INSTRUCTIONS FOR THE TASK:
For this exercise, copy out each line of the material below that includes "based".

━━ EXERCISE INPUTS

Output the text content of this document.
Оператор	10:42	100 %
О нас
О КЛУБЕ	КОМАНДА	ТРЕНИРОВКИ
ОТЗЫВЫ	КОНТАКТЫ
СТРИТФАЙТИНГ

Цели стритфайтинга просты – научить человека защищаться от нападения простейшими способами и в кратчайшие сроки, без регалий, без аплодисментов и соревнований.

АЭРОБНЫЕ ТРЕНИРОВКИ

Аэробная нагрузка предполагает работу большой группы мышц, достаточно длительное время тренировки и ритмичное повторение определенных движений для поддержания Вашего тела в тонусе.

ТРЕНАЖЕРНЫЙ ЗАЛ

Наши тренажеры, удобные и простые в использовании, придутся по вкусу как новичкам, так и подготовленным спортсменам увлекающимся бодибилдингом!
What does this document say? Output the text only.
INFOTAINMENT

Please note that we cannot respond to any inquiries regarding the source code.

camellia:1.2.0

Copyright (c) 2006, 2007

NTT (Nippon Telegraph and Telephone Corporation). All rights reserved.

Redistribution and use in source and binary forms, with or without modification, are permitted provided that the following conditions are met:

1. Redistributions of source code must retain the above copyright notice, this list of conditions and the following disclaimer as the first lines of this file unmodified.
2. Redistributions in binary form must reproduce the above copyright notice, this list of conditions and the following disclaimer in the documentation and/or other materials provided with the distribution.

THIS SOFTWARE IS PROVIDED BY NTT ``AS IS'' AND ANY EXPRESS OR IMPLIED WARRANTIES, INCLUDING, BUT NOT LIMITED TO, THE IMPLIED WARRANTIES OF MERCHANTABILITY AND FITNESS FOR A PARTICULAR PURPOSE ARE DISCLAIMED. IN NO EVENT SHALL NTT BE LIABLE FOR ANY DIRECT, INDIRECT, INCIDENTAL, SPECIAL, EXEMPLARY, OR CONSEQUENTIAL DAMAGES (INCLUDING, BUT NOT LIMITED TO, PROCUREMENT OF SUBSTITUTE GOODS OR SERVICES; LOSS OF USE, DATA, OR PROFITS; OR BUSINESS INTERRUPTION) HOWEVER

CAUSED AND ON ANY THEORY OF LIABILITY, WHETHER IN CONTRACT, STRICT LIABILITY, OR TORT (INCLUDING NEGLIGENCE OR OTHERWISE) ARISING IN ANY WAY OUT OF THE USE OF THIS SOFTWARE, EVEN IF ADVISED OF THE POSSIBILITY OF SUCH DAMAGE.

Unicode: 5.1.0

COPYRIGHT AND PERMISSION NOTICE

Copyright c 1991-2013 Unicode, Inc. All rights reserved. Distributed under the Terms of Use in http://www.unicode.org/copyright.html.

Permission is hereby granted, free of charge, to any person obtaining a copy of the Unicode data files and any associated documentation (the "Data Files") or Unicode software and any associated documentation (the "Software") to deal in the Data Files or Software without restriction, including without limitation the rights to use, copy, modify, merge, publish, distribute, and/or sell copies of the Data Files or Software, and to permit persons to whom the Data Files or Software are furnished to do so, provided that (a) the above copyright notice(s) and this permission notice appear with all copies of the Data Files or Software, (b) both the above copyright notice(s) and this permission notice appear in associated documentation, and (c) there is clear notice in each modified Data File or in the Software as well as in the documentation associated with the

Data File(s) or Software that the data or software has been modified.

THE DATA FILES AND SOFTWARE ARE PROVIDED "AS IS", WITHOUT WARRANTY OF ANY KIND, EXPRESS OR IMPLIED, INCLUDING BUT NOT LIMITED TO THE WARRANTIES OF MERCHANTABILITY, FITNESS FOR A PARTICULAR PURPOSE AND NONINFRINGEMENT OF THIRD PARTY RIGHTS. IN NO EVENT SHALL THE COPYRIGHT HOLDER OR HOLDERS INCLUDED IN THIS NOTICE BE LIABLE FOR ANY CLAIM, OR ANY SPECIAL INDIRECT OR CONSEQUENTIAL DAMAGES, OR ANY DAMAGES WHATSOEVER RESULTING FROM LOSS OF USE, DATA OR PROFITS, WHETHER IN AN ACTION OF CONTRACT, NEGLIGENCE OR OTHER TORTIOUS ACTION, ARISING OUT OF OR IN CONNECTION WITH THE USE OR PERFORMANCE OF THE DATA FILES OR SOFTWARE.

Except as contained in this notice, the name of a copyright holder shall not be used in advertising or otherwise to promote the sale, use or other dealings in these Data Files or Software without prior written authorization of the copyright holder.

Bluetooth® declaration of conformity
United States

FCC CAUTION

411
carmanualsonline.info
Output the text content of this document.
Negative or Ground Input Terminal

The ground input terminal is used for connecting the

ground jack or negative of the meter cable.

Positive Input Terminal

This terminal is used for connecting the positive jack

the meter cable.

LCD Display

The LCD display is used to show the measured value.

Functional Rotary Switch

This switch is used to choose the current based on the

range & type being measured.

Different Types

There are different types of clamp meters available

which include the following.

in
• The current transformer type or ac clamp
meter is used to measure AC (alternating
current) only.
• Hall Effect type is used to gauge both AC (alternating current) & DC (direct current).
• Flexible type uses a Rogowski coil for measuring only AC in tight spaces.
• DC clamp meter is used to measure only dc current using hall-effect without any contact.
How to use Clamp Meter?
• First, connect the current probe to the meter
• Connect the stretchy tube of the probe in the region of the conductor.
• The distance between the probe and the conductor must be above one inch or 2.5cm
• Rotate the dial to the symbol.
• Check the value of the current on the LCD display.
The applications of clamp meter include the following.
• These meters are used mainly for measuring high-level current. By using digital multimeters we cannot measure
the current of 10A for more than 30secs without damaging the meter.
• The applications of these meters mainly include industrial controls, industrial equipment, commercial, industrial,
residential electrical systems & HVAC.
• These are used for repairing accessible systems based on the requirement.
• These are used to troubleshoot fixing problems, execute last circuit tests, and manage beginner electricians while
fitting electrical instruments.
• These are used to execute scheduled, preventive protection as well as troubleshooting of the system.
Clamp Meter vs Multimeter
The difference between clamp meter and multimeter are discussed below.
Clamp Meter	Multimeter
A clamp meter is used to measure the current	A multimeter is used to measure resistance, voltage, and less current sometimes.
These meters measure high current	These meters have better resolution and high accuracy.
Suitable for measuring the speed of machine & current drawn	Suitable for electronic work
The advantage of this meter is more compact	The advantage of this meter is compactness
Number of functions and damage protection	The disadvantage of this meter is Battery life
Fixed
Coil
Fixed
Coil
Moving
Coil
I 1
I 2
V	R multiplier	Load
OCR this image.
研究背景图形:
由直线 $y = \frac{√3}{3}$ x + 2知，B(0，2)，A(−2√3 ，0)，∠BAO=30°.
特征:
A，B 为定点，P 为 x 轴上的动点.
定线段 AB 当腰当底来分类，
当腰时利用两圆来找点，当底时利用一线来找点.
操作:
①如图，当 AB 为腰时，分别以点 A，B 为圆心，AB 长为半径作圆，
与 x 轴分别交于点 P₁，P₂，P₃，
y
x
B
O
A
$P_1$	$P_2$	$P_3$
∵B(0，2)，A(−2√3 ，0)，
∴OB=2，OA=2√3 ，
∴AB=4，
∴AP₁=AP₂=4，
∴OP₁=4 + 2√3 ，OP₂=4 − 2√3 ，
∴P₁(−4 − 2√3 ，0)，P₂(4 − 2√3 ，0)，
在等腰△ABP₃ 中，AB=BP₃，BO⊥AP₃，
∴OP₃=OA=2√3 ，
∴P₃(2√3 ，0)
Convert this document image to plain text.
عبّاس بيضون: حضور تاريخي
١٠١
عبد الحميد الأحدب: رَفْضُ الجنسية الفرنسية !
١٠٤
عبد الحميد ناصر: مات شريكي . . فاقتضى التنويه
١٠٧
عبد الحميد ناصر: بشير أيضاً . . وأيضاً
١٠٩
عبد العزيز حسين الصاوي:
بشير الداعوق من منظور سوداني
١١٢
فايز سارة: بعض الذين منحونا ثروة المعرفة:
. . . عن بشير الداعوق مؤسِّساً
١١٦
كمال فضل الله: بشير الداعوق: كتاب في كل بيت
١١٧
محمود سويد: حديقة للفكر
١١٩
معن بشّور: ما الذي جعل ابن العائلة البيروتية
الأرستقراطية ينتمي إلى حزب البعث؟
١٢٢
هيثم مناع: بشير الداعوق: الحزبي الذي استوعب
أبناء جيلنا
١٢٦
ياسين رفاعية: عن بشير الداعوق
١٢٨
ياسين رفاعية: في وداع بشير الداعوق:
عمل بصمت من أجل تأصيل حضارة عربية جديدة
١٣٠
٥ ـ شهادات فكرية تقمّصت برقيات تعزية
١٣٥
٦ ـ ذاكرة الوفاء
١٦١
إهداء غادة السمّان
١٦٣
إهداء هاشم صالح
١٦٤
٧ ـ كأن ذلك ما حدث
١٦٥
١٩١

━━━━

TASK OUTPUT:
This switch is used to choose the current based on the
• These are used for repairing accessible systems based on the requirement.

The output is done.